## Texte source
La politique climatique doit également prendre en compte deux secteurs qu’elle a, jusqu’à présent, négligé de cibler : je veux parler de l’agriculture et du transport. Pour ce qui est de l’agriculture, nous avons la chance d’avoir récemment renégocié la PAC, en évoquant notamment son verdissement ; je pense qu’il est temps d’envisager aussi l’impact climatique de l’agriculture et d’essayer de trouver des solutions. Quand on pense, monsieur le secrétaire d’État, que l’agriculture et le transport représentent à eux seuls quasiment 50 % des émissions nationales de carbone, on se demande pourquoi ces deux secteurs sont restés en dehors du ciblage des politiques climatiques, ce qui, demain, pourrait faire peser une menace sur nos activités dans ces domaines en termes de compétitivité. Comme vous le savez, en matière climatique, l’inaction ou l’action tardive coûte beaucoup plus cher que dans d’autres domaines. Demain, face à l’urgence climatique, il y a de grandes chances pour ces secteurs soient pris pour cible par le législateur – en particulier européen. Préparons-les donc dès maintenant à affronter la vague de réglementation à venir.

## Consigne
Citez mot pour mot l'intégralité du texte sur la politique climatique.

## Données
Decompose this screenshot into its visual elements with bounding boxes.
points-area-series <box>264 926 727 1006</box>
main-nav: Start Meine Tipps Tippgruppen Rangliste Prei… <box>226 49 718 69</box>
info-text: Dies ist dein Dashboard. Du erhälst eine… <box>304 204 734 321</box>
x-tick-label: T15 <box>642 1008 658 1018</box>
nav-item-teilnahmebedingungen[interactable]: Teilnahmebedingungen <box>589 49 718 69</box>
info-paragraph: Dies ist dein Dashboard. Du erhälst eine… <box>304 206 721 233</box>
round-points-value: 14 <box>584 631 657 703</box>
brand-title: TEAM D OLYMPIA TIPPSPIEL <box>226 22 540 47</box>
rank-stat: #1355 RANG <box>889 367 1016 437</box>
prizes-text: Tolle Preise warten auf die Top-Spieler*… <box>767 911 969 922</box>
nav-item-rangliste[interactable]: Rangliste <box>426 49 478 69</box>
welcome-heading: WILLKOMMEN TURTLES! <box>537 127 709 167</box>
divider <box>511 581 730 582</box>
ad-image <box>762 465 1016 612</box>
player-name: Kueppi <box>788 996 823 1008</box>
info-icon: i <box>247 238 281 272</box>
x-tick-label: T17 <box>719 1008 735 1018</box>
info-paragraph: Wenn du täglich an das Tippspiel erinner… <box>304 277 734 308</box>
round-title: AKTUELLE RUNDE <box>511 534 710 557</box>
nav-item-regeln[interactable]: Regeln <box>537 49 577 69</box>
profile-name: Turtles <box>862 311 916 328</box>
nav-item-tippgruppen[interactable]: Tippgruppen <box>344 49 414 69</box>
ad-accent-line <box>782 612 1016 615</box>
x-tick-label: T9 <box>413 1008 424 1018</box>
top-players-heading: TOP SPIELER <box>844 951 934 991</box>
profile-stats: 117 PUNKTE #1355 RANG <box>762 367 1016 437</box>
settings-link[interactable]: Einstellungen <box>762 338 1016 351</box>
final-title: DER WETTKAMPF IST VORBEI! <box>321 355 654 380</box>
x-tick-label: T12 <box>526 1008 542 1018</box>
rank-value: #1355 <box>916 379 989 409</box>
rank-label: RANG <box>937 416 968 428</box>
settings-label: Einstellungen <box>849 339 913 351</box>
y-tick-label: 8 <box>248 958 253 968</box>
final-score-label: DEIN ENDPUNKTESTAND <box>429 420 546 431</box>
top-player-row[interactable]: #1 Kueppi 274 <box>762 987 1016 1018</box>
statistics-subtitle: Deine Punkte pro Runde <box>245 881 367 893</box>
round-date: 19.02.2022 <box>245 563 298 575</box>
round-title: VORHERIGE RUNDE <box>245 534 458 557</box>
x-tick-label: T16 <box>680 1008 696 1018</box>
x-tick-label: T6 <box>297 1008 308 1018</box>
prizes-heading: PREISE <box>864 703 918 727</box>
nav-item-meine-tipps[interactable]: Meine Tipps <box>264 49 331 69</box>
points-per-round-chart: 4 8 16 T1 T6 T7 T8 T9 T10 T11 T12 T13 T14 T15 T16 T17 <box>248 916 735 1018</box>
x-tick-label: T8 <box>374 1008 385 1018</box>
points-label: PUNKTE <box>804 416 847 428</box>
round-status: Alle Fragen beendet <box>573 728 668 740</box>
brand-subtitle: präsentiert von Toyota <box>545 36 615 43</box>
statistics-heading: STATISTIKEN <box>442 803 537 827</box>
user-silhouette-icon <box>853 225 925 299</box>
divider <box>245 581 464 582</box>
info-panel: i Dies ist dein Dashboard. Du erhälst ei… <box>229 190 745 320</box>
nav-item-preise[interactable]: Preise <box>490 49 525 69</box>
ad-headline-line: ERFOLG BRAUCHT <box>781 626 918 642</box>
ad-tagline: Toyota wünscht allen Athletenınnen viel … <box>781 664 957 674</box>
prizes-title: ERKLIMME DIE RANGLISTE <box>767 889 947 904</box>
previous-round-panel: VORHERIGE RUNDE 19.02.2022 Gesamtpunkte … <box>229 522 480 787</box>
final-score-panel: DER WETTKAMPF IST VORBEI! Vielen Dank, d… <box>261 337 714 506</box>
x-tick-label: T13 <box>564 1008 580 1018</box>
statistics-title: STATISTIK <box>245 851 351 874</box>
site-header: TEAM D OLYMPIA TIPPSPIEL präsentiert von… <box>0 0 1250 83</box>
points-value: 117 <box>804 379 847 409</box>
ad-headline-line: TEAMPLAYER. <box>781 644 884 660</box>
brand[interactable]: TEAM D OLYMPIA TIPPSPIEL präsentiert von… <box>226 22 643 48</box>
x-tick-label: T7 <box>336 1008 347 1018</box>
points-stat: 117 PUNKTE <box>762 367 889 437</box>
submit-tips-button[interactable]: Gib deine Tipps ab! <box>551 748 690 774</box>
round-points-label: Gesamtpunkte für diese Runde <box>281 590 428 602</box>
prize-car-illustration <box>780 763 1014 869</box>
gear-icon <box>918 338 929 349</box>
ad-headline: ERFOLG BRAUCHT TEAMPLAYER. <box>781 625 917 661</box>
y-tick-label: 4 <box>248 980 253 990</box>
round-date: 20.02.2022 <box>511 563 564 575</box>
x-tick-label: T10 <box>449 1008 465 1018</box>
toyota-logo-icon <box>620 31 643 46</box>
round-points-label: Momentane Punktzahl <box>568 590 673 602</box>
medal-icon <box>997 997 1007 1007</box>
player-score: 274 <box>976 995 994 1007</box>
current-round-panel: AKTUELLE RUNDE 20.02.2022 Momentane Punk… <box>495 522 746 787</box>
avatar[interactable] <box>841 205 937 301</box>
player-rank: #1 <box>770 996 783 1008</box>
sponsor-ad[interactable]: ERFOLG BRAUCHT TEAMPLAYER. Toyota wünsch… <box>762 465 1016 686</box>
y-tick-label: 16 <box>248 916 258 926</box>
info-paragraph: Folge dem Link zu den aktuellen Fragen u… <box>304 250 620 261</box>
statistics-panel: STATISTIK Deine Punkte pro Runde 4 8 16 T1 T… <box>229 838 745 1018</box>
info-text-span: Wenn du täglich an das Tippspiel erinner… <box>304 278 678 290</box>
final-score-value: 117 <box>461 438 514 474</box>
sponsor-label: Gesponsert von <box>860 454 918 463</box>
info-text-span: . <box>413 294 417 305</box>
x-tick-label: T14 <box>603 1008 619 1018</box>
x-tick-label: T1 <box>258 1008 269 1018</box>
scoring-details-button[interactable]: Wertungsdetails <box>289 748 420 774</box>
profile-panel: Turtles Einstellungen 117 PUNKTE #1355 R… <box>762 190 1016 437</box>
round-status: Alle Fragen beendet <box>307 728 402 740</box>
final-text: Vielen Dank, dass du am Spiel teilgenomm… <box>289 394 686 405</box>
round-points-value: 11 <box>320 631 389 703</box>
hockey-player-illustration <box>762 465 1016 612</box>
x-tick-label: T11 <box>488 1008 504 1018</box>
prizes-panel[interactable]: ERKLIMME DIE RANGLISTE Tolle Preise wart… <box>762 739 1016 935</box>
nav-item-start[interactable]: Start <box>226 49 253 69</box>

## Corrigé
La politique climatique doit également prendre en compte deux secteurs qu’elle a, jusqu’à présent, négligé de cibler : je veux parler de l’agriculture et du transport. Pour ce qui est de l’agriculture, nous avons la chance d’avoir récemment renégocié la PAC, en évoquant notamment son verdissement ; je pense qu’il est temps d’envisager aussi l’impact climatique de l’agriculture et d’essayer de trouver des solutions. Quand on pense, monsieur le secrétaire d’État, que l’agriculture et le transport représentent à eux seuls quasiment 50 % des émissions nationales de carbone, on se demande pourquoi ces deux secteurs sont restés en dehors du ciblage des politiques climatiques, ce qui, demain, pourrait faire peser une menace sur nos activités dans ces domaines en termes de compétitivité. Comme vous le savez, en matière climatique, l’inaction ou l’action tardive coûte beaucoup plus cher que dans d’autres domaines. Demain, face à l’urgence climatique, il y a de grandes chances pour ces secteurs soient pris pour cible par le législateur – en particulier européen. Préparons-les donc dès maintenant à affronter la vague de réglementation à venir.